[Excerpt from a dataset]
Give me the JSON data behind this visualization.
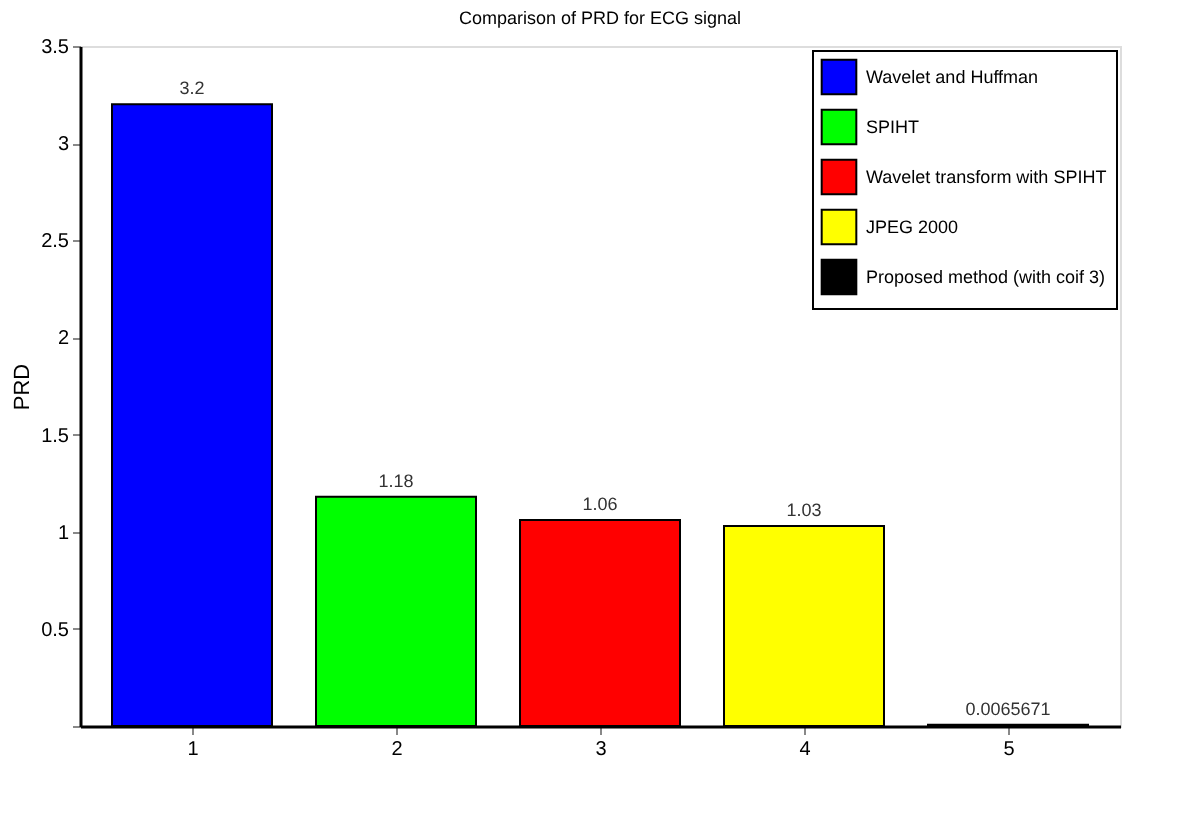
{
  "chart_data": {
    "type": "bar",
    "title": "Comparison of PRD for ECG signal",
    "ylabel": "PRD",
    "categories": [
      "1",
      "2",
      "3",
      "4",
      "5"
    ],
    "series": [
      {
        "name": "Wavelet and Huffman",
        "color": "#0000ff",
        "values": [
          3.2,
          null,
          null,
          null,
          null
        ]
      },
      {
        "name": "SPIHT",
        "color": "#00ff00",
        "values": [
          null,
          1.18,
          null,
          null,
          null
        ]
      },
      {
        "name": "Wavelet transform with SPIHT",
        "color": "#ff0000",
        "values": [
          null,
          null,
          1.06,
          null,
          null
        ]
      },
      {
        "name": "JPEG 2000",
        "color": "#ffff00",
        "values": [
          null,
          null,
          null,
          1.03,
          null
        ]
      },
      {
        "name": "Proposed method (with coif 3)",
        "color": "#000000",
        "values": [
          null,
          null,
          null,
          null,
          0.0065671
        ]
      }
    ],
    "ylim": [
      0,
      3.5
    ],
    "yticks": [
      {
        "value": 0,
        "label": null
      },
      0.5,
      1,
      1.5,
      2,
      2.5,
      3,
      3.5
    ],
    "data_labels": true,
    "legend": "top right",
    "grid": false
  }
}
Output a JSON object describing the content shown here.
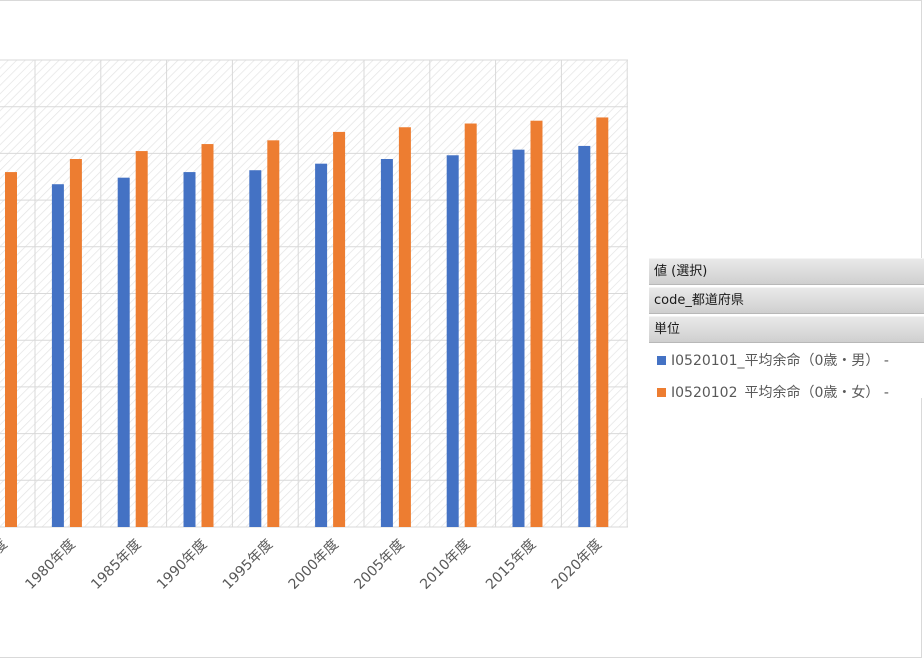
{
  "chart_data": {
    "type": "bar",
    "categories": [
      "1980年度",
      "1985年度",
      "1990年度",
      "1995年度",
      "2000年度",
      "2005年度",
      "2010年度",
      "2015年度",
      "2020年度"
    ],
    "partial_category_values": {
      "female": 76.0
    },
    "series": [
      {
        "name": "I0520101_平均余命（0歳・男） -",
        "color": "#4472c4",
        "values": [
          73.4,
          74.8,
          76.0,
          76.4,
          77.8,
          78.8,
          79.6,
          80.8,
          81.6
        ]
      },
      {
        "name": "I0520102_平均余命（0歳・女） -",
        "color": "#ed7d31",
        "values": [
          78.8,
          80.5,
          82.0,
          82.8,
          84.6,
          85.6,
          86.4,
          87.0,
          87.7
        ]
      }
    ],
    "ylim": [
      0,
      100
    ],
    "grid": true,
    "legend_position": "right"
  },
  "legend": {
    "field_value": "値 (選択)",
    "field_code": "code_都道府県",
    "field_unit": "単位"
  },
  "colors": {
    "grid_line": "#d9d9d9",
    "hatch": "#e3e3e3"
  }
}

What the task requires:
Locate all lines that include the word "name" and copy them out.

Output for this exercise:
        "name": "Wavelet and Huffman",
        "name": "SPIHT",
        "name": "Wavelet transform with SPIHT",
        "name": "JPEG 2000",
        "name": "Proposed method (with coif 3)",
        "name": "I0520101_平均余命（0歳・男） -",
        "name": "I0520102_平均余命（0歳・女） -",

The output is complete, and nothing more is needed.